Pull each line holding "JSON" out of the entries below.

## Task input:
-------
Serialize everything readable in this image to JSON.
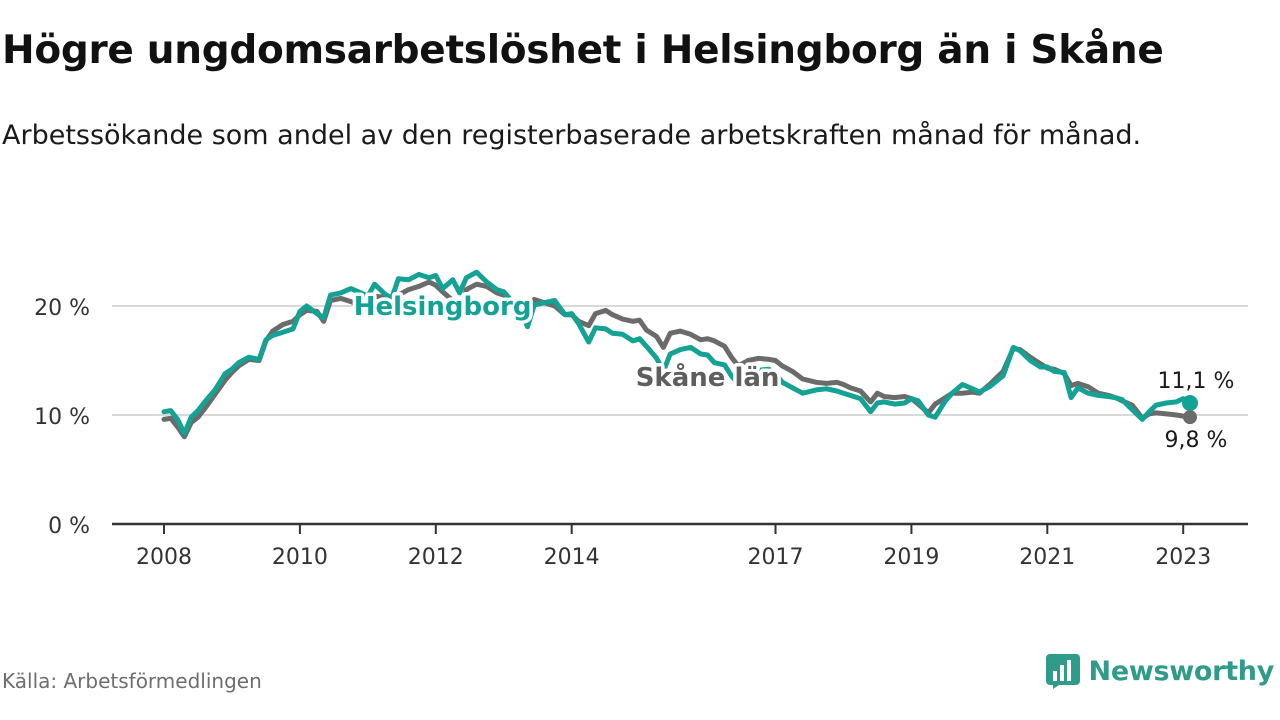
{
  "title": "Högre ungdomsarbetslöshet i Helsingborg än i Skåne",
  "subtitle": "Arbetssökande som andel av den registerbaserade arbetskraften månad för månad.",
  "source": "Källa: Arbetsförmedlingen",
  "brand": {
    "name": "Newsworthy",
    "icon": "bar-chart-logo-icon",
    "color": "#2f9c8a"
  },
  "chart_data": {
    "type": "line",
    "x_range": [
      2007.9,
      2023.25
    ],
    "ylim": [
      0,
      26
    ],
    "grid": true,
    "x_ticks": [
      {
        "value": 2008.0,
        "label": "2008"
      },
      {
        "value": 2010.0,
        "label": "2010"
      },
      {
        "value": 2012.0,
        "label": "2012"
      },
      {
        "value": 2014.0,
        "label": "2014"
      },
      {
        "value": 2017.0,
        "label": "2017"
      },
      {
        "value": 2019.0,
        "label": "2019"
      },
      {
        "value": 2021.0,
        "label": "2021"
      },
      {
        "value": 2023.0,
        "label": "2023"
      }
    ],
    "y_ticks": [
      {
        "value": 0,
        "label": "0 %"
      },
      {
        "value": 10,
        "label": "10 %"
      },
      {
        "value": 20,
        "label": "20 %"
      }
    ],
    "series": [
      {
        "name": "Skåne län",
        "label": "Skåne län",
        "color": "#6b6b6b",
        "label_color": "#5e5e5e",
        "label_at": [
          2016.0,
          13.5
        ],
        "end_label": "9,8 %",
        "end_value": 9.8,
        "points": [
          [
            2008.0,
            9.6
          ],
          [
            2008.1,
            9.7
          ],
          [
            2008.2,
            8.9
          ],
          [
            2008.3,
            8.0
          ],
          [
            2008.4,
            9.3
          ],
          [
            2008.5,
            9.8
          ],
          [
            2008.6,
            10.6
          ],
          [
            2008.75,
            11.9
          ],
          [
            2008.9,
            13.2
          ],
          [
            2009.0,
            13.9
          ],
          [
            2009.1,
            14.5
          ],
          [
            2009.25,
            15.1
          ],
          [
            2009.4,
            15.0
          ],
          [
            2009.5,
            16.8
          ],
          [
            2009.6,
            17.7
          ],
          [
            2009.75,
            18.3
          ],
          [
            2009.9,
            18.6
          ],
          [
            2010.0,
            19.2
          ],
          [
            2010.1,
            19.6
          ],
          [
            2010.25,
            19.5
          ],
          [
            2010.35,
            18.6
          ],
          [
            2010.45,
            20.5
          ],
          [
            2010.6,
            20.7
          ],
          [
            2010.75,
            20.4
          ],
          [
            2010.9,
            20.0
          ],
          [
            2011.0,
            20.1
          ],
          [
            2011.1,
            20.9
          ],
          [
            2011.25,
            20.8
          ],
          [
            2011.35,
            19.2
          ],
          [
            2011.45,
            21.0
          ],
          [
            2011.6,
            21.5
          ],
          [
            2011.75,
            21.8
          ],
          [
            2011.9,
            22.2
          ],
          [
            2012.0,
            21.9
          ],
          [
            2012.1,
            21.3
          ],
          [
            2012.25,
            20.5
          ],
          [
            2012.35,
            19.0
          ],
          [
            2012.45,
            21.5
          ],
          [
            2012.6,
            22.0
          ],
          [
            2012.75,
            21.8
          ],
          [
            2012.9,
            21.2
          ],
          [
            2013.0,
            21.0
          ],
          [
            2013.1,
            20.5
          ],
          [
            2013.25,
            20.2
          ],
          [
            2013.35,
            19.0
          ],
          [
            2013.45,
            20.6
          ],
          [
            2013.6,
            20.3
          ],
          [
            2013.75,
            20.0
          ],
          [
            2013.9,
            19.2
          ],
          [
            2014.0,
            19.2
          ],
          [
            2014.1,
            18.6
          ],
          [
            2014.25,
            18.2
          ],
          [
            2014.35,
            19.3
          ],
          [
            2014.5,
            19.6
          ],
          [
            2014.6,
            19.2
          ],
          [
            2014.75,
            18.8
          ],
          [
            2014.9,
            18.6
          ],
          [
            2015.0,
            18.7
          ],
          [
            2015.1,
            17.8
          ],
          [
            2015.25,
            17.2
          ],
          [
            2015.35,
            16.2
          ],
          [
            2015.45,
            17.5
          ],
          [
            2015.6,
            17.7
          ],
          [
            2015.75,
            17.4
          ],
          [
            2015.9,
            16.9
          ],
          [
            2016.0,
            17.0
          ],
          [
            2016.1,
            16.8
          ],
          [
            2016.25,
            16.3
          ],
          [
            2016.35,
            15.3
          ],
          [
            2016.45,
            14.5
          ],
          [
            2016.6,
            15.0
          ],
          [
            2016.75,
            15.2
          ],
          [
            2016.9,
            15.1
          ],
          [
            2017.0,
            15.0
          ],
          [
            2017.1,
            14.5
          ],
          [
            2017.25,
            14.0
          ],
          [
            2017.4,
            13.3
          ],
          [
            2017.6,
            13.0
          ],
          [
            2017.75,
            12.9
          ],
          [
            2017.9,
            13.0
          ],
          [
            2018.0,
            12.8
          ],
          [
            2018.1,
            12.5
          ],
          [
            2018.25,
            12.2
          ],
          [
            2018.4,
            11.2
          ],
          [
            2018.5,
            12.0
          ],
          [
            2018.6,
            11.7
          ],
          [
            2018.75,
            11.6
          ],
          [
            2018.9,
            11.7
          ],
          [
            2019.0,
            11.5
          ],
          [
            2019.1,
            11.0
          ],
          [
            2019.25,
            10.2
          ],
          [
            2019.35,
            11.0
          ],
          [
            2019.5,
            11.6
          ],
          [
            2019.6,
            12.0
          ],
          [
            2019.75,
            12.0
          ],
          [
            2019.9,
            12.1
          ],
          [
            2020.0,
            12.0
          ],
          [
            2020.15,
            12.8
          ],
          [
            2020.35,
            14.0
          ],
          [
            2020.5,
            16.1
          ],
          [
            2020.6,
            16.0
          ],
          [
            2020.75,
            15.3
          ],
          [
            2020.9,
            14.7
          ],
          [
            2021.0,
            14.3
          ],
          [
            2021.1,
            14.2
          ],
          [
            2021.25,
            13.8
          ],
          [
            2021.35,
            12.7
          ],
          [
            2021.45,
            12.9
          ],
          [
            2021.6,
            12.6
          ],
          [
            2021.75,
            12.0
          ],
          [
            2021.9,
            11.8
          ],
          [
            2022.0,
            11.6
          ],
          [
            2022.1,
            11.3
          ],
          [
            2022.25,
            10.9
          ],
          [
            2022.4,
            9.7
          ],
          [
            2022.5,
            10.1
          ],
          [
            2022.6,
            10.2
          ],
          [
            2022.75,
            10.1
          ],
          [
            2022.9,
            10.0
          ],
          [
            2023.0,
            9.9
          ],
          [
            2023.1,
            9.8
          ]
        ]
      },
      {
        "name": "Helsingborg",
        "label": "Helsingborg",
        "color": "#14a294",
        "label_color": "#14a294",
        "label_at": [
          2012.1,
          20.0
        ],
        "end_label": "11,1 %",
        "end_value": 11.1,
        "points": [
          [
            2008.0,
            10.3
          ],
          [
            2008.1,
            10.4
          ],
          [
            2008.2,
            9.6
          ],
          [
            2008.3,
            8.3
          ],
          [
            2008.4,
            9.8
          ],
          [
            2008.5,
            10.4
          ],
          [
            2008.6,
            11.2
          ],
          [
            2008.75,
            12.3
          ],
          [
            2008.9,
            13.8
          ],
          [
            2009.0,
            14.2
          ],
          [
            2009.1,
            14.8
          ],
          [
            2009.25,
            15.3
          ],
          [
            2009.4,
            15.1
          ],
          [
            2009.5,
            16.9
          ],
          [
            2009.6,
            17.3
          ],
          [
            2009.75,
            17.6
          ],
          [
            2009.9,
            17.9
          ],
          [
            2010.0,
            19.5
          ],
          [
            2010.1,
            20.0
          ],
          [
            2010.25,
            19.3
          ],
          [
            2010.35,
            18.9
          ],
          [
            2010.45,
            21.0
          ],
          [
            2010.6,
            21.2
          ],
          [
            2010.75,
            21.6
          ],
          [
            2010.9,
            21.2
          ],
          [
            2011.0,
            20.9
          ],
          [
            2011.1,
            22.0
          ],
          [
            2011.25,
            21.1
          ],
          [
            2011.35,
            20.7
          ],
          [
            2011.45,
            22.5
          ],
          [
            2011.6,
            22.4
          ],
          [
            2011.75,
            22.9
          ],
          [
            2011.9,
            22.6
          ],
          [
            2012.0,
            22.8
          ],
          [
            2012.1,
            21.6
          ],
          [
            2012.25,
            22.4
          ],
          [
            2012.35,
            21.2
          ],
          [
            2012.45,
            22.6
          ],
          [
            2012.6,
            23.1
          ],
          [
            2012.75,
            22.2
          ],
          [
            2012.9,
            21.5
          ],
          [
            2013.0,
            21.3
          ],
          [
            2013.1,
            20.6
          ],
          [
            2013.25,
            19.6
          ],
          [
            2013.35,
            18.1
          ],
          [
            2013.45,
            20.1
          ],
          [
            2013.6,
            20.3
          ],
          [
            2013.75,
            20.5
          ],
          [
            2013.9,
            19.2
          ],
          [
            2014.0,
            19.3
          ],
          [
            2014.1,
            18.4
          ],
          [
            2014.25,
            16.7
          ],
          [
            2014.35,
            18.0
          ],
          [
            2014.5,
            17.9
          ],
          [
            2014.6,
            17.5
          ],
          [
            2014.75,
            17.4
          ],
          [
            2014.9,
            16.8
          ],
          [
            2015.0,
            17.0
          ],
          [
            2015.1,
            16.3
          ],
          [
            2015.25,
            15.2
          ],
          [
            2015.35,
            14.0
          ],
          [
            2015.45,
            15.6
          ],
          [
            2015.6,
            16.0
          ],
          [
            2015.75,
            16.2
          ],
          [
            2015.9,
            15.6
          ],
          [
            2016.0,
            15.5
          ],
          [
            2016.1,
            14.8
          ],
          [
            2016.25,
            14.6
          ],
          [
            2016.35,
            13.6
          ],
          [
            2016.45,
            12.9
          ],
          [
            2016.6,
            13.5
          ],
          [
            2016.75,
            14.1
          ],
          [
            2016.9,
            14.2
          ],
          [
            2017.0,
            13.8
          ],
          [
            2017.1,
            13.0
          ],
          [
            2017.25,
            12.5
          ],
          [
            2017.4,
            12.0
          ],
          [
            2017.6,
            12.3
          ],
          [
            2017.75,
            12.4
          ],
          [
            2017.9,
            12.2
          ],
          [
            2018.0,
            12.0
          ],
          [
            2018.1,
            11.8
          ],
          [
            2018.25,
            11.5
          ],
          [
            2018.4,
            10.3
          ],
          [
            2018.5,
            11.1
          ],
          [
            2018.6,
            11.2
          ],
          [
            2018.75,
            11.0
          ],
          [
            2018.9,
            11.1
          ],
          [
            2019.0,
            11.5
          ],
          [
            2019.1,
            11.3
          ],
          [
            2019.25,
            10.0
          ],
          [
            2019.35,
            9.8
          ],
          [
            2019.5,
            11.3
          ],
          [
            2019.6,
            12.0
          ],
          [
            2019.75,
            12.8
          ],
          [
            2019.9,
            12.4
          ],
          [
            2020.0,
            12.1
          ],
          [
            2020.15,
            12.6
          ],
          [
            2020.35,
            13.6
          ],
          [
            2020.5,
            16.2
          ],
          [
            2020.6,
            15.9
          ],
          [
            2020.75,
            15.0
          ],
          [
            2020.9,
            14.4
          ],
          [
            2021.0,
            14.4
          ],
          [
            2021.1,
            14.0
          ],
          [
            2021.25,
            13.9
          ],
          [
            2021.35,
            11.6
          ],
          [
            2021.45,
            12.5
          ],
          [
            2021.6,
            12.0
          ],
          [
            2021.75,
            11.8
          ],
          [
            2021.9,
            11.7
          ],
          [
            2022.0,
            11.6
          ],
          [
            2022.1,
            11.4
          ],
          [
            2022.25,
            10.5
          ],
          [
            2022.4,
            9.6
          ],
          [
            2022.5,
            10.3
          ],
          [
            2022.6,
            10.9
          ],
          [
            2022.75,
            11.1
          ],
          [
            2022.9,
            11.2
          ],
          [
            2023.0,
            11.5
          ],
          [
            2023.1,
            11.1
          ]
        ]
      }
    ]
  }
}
-------
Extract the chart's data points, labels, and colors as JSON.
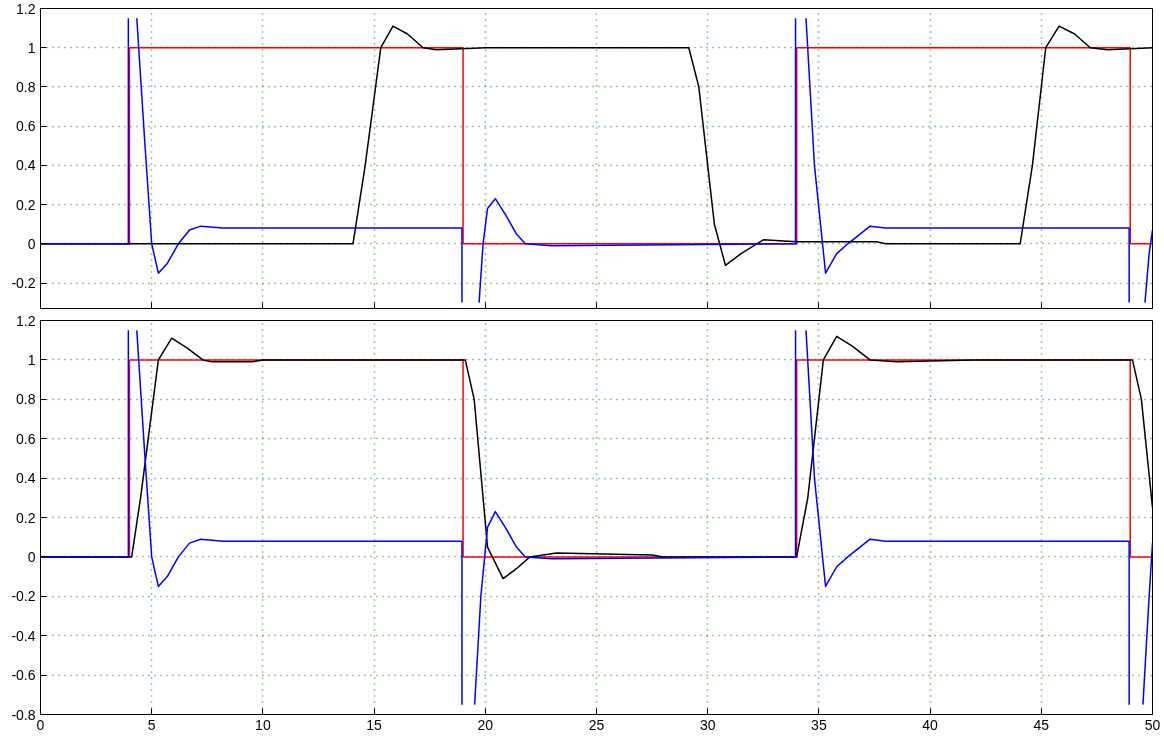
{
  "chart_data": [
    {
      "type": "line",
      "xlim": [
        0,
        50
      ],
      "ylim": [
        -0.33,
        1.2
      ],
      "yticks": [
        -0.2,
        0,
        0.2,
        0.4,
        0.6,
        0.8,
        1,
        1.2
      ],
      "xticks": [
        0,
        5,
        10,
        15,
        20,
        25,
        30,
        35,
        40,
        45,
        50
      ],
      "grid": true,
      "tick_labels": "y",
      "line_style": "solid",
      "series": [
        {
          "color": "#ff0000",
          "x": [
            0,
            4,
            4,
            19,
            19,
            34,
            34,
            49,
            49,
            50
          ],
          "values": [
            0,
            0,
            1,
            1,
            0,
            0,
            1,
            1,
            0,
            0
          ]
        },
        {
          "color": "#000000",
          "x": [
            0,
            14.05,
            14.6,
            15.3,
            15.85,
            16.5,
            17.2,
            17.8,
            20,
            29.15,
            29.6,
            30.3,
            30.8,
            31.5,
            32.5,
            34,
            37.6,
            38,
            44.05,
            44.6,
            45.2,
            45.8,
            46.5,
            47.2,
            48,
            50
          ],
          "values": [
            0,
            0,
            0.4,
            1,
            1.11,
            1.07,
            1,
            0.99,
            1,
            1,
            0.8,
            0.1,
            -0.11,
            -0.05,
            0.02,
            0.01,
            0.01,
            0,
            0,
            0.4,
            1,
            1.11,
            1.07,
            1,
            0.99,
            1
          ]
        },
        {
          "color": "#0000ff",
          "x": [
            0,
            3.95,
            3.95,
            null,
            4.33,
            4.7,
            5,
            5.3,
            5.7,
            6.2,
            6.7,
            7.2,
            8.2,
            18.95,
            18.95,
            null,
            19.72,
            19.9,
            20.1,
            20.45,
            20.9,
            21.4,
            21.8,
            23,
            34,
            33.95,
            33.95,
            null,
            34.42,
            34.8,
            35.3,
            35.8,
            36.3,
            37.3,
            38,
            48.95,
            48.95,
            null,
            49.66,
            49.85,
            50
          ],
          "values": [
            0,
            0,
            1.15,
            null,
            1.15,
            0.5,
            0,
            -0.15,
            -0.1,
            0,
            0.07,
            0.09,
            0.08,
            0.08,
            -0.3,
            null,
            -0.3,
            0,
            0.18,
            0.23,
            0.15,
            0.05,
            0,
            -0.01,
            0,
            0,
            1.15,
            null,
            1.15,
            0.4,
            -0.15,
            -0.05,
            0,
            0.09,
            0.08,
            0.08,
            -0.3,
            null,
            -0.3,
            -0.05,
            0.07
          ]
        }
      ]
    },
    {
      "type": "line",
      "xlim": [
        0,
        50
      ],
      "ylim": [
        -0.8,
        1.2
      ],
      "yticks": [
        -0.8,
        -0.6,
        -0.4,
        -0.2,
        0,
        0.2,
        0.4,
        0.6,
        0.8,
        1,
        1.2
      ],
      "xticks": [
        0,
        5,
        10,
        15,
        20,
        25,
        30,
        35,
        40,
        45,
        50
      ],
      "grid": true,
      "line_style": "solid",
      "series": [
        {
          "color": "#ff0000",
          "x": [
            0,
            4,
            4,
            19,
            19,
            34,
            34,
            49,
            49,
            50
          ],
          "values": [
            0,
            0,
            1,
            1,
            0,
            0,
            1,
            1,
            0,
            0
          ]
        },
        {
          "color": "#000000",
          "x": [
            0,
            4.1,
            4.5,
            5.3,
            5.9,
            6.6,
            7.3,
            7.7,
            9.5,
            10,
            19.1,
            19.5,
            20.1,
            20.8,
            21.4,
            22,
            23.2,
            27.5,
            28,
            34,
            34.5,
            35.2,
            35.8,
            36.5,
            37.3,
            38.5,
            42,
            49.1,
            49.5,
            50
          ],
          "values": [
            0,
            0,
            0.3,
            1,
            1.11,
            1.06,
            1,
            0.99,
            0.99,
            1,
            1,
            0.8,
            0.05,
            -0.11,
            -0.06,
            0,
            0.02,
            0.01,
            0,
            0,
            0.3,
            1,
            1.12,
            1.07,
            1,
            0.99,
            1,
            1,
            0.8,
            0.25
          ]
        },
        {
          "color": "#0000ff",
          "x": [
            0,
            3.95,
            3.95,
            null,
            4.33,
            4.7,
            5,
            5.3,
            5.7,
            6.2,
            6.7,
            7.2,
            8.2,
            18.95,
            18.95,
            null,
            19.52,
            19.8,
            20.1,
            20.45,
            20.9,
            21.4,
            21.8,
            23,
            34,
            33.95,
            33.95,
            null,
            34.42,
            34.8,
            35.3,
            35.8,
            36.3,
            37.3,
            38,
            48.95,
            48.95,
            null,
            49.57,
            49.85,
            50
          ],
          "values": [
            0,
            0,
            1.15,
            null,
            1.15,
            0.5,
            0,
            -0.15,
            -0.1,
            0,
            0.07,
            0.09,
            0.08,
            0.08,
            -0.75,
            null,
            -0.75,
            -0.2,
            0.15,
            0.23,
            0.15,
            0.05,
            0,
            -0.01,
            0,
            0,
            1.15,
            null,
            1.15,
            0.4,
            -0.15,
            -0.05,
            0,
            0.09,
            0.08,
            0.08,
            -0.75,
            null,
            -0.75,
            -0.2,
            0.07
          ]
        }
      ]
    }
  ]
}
-------
## Exercise output:
Serialize everything readable in this image to JSON.
Extract the chart's data points, labels, and colors as JSON.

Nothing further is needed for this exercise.